Description of the task:
From the data below, report how many lines contain the word "size", giving the number and nothing else.
══════════════════════════════
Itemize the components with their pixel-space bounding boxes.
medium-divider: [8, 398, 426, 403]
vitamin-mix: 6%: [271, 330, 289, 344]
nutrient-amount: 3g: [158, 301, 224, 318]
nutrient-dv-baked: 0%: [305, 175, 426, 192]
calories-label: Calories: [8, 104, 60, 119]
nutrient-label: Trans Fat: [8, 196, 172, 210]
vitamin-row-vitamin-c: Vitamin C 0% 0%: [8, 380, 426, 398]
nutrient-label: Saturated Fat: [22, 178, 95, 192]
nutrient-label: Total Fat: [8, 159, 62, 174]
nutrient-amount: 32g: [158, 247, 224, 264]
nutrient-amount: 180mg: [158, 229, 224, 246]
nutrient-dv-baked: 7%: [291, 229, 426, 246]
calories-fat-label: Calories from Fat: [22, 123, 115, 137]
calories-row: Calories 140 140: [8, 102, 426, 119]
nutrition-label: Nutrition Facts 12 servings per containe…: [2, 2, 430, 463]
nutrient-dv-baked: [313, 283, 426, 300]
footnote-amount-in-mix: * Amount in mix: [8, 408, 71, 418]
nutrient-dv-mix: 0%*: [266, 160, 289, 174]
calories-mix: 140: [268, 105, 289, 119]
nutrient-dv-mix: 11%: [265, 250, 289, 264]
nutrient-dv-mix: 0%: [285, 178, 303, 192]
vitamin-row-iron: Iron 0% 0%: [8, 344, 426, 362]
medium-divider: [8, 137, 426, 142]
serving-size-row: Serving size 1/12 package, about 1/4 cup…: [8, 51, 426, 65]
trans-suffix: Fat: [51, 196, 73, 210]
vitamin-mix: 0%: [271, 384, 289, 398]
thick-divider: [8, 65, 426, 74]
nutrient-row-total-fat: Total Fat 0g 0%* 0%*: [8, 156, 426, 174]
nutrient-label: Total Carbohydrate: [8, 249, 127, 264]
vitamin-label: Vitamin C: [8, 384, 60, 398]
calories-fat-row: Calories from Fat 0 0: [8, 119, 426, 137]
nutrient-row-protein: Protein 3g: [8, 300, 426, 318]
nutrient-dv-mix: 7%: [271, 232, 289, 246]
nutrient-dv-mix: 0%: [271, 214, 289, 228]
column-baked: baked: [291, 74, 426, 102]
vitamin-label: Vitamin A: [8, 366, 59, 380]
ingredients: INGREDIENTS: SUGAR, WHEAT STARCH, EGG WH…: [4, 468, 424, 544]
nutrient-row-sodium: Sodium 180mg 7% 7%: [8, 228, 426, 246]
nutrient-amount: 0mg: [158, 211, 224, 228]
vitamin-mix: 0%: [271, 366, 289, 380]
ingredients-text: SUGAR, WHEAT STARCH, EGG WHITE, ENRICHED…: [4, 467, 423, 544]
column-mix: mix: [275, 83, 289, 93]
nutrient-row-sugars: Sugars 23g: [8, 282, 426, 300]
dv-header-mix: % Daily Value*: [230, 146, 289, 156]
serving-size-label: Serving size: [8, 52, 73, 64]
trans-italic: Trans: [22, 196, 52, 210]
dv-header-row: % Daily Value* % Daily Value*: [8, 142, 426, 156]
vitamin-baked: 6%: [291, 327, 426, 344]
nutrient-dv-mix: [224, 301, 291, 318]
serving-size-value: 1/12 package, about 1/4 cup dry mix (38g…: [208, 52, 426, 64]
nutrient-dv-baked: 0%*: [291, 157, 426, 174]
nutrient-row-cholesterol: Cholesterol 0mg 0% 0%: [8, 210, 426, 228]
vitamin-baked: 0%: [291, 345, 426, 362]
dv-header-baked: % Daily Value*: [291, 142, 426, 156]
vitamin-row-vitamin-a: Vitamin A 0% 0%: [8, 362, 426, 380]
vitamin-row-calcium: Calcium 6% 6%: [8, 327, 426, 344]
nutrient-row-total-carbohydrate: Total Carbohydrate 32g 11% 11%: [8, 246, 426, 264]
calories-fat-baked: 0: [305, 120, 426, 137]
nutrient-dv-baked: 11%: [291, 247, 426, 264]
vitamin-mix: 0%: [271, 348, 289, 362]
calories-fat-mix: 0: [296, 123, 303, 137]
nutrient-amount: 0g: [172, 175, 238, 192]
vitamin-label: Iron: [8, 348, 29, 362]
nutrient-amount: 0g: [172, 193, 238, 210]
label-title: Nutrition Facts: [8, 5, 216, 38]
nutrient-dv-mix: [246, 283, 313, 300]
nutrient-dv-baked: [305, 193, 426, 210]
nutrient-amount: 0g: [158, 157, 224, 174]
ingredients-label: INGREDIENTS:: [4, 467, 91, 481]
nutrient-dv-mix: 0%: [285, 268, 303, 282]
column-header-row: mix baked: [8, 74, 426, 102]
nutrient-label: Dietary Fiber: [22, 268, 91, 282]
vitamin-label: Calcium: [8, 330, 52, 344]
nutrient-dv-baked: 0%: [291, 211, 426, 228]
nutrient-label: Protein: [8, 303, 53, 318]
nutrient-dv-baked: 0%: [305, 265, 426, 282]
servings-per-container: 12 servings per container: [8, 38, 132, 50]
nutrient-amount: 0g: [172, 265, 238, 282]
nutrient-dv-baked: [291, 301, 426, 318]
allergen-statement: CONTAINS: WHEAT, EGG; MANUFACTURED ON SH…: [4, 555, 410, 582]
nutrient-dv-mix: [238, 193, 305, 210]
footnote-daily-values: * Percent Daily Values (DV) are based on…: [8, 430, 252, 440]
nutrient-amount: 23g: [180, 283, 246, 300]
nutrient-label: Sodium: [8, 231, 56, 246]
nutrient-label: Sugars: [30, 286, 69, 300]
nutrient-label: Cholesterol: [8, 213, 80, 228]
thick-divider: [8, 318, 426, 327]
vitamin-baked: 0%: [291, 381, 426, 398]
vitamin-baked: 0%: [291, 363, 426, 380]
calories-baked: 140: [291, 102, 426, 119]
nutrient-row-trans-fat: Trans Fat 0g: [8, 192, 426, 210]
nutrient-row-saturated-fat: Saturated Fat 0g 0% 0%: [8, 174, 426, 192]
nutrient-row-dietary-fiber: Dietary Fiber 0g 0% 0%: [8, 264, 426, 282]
══════════════════════════════
Task answer:
3